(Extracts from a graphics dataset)
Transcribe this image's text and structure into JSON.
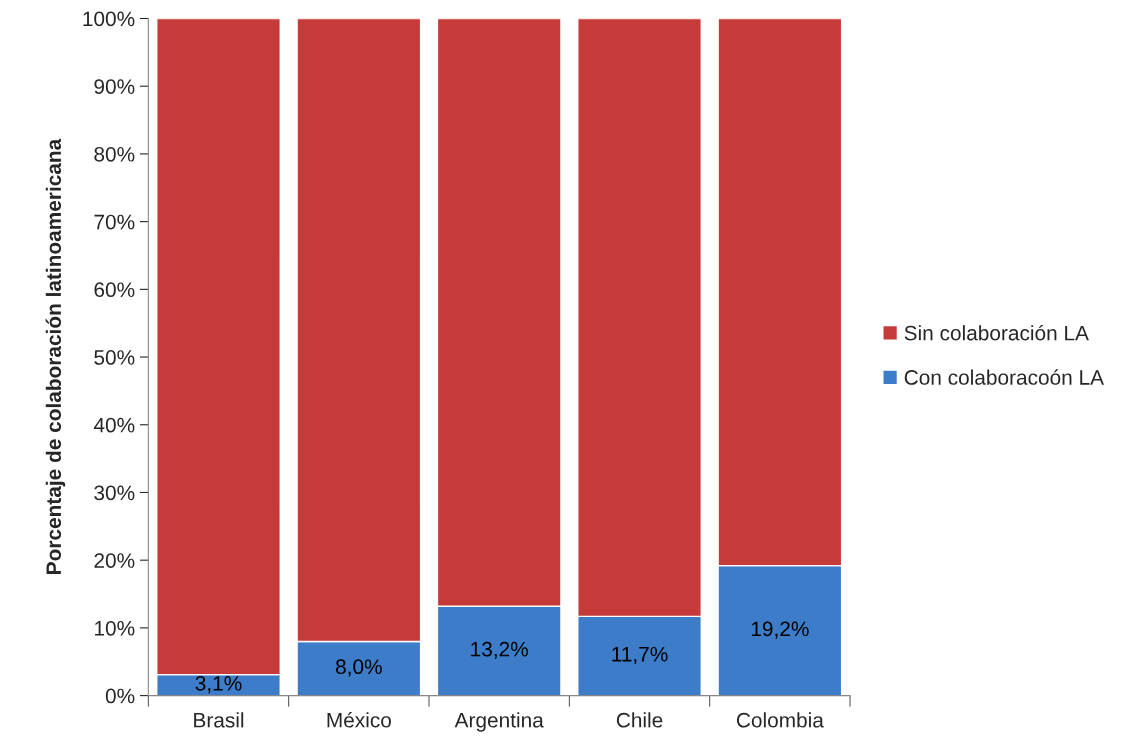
{
  "chart_data": {
    "type": "bar",
    "stacked": true,
    "ylabel": "Porcentaje de colaboración latinoamericana",
    "categories": [
      "Brasil",
      "México",
      "Argentina",
      "Chile",
      "Colombia"
    ],
    "series": [
      {
        "name": "Con colaboracoón LA",
        "color": "#3d7cc9",
        "values": [
          3.1,
          8.0,
          13.2,
          11.7,
          19.2
        ],
        "value_labels": [
          "3,1%",
          "8,0%",
          "13,2%",
          "11,7%",
          "19,2%"
        ]
      },
      {
        "name": "Sin colaboración LA",
        "color": "#c63b39",
        "values": [
          96.9,
          92.0,
          86.8,
          88.3,
          80.8
        ]
      }
    ],
    "ylim": [
      0,
      100
    ],
    "yticks": [
      {
        "value": 0,
        "label": "0%"
      },
      {
        "value": 10,
        "label": "10%"
      },
      {
        "value": 20,
        "label": "20%"
      },
      {
        "value": 30,
        "label": "30%"
      },
      {
        "value": 40,
        "label": "40%"
      },
      {
        "value": 50,
        "label": "50%"
      },
      {
        "value": 60,
        "label": "60%"
      },
      {
        "value": 70,
        "label": "70%"
      },
      {
        "value": 80,
        "label": "80%"
      },
      {
        "value": 90,
        "label": "90%"
      },
      {
        "value": 100,
        "label": "100%"
      }
    ],
    "grid": false,
    "legend": "right"
  }
}
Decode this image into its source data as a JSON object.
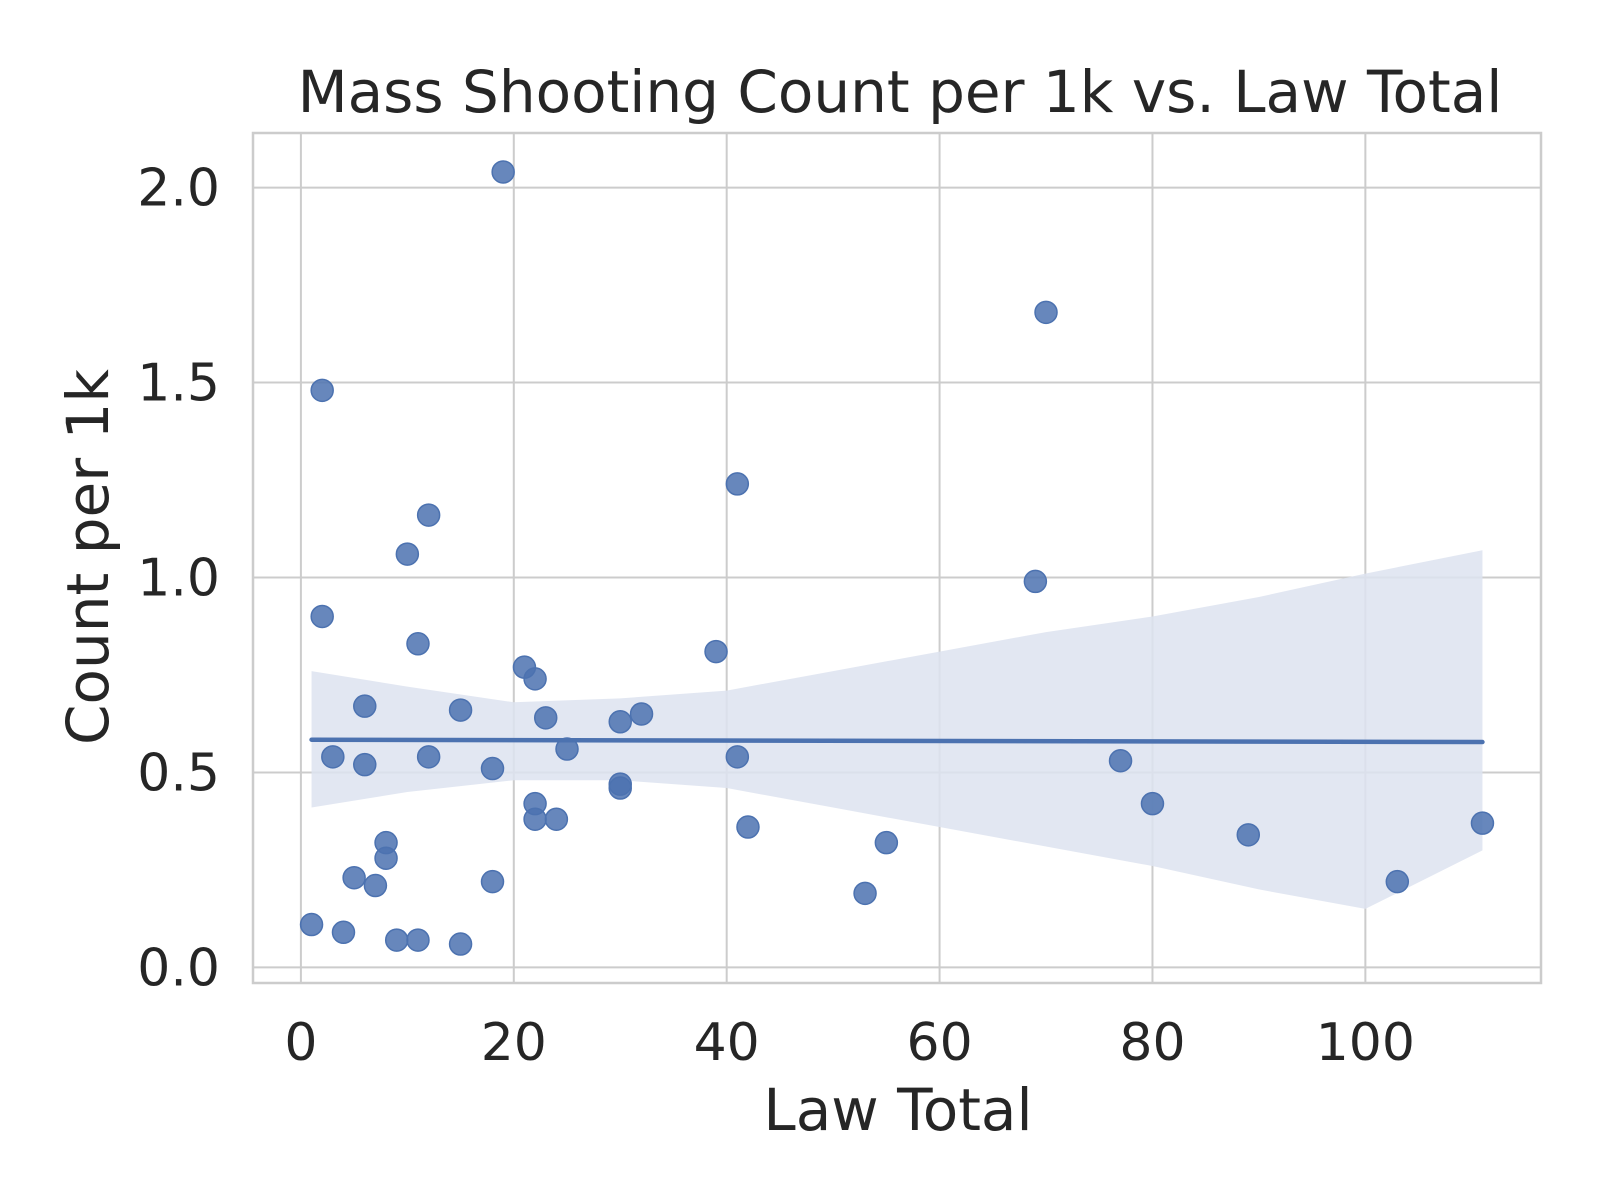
{
  "colors": {
    "series": "#4c72b0",
    "band": "#dde3f0",
    "background": "#ffffff",
    "grid": "#cccccc",
    "text": "#262626"
  },
  "chart_data": {
    "type": "scatter",
    "title": "Mass Shooting Count per 1k vs. Law Total",
    "xlabel": "Law Total",
    "ylabel": "Count per 1k",
    "xlim": [
      -4.5,
      116.5
    ],
    "ylim": [
      -0.04,
      2.14
    ],
    "xticks": [
      0,
      20,
      40,
      60,
      80,
      100
    ],
    "xtick_labels": [
      "0",
      "20",
      "40",
      "60",
      "80",
      "100"
    ],
    "yticks": [
      0.0,
      0.5,
      1.0,
      1.5,
      2.0
    ],
    "ytick_labels": [
      "0.0",
      "0.5",
      "1.0",
      "1.5",
      "2.0"
    ],
    "grid": true,
    "legend": "none",
    "series": [
      {
        "points": [
          [
            1,
            0.11
          ],
          [
            2,
            1.48
          ],
          [
            2,
            0.9
          ],
          [
            3,
            0.54
          ],
          [
            4,
            0.09
          ],
          [
            5,
            0.23
          ],
          [
            6,
            0.67
          ],
          [
            6,
            0.52
          ],
          [
            7,
            0.21
          ],
          [
            8,
            0.32
          ],
          [
            8,
            0.28
          ],
          [
            9,
            0.07
          ],
          [
            10,
            1.06
          ],
          [
            11,
            0.83
          ],
          [
            11,
            0.07
          ],
          [
            12,
            1.16
          ],
          [
            12,
            0.54
          ],
          [
            15,
            0.66
          ],
          [
            15,
            0.06
          ],
          [
            18,
            0.51
          ],
          [
            18,
            0.22
          ],
          [
            19,
            2.04
          ],
          [
            21,
            0.77
          ],
          [
            22,
            0.74
          ],
          [
            22,
            0.42
          ],
          [
            22,
            0.38
          ],
          [
            23,
            0.64
          ],
          [
            24,
            0.38
          ],
          [
            25,
            0.56
          ],
          [
            30,
            0.63
          ],
          [
            30,
            0.47
          ],
          [
            30,
            0.46
          ],
          [
            32,
            0.65
          ],
          [
            39,
            0.81
          ],
          [
            41,
            1.24
          ],
          [
            41,
            0.54
          ],
          [
            42,
            0.36
          ],
          [
            53,
            0.19
          ],
          [
            55,
            0.32
          ],
          [
            69,
            0.99
          ],
          [
            70,
            1.68
          ],
          [
            77,
            0.53
          ],
          [
            80,
            0.42
          ],
          [
            89,
            0.34
          ],
          [
            103,
            0.22
          ],
          [
            111,
            0.37
          ]
        ]
      }
    ],
    "regression": {
      "line": [
        [
          1,
          0.584
        ],
        [
          111,
          0.578
        ]
      ],
      "ci_upper": [
        [
          1,
          0.76
        ],
        [
          10,
          0.72
        ],
        [
          20,
          0.68
        ],
        [
          30,
          0.69
        ],
        [
          40,
          0.71
        ],
        [
          50,
          0.76
        ],
        [
          60,
          0.81
        ],
        [
          70,
          0.86
        ],
        [
          80,
          0.9
        ],
        [
          90,
          0.95
        ],
        [
          100,
          1.01
        ],
        [
          111,
          1.07
        ]
      ],
      "ci_lower": [
        [
          1,
          0.41
        ],
        [
          10,
          0.45
        ],
        [
          20,
          0.48
        ],
        [
          30,
          0.48
        ],
        [
          40,
          0.46
        ],
        [
          50,
          0.41
        ],
        [
          60,
          0.36
        ],
        [
          70,
          0.31
        ],
        [
          80,
          0.26
        ],
        [
          90,
          0.2
        ],
        [
          100,
          0.15
        ],
        [
          111,
          0.3
        ]
      ]
    }
  }
}
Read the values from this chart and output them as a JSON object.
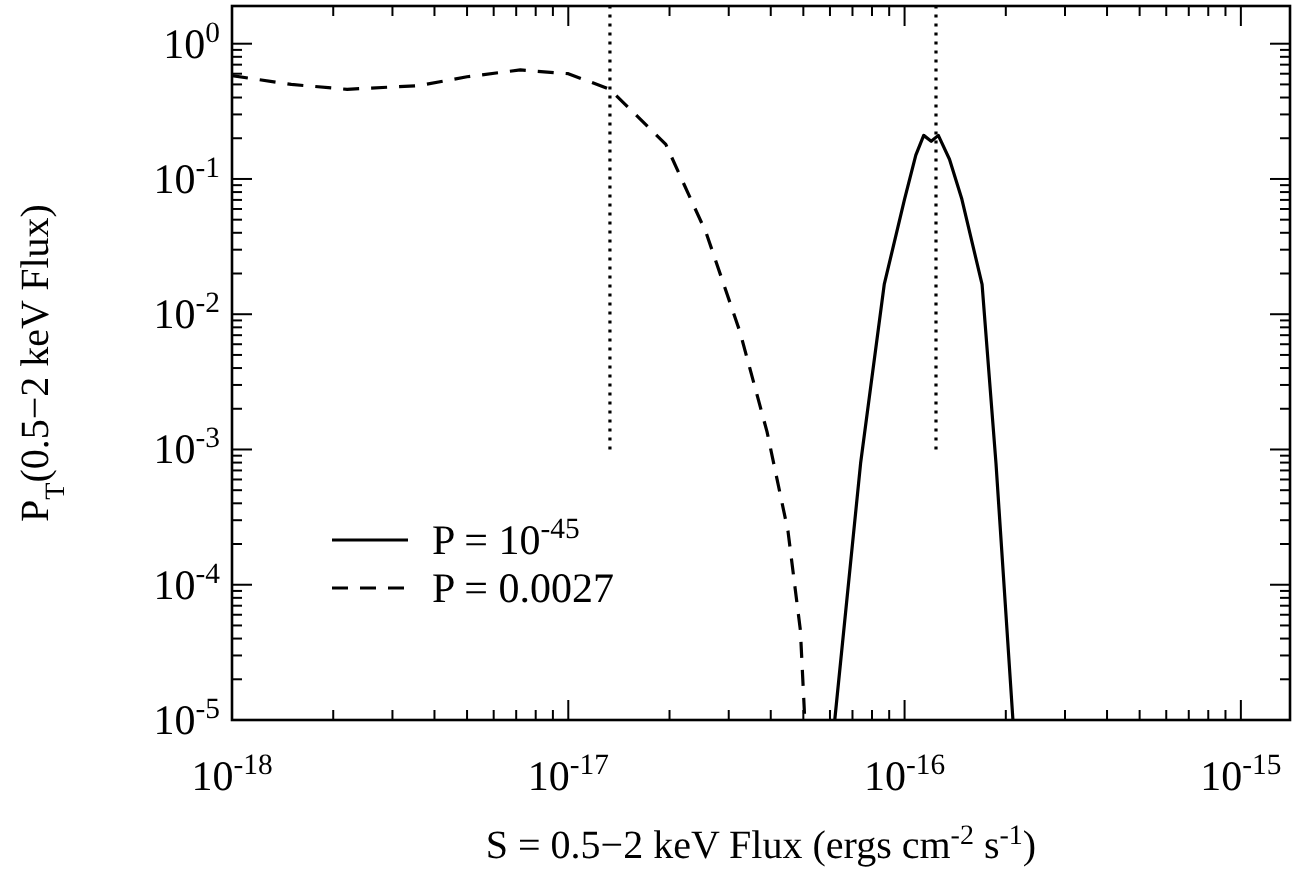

_EXERCISE BRIEF_.
From the listing above, pick out each line where the word "image" appears.

_RESULT FOR THIS EXERCISE_.
Transcribe this image's text and structure into JSON.
Decode this image into its source data as a JSON object.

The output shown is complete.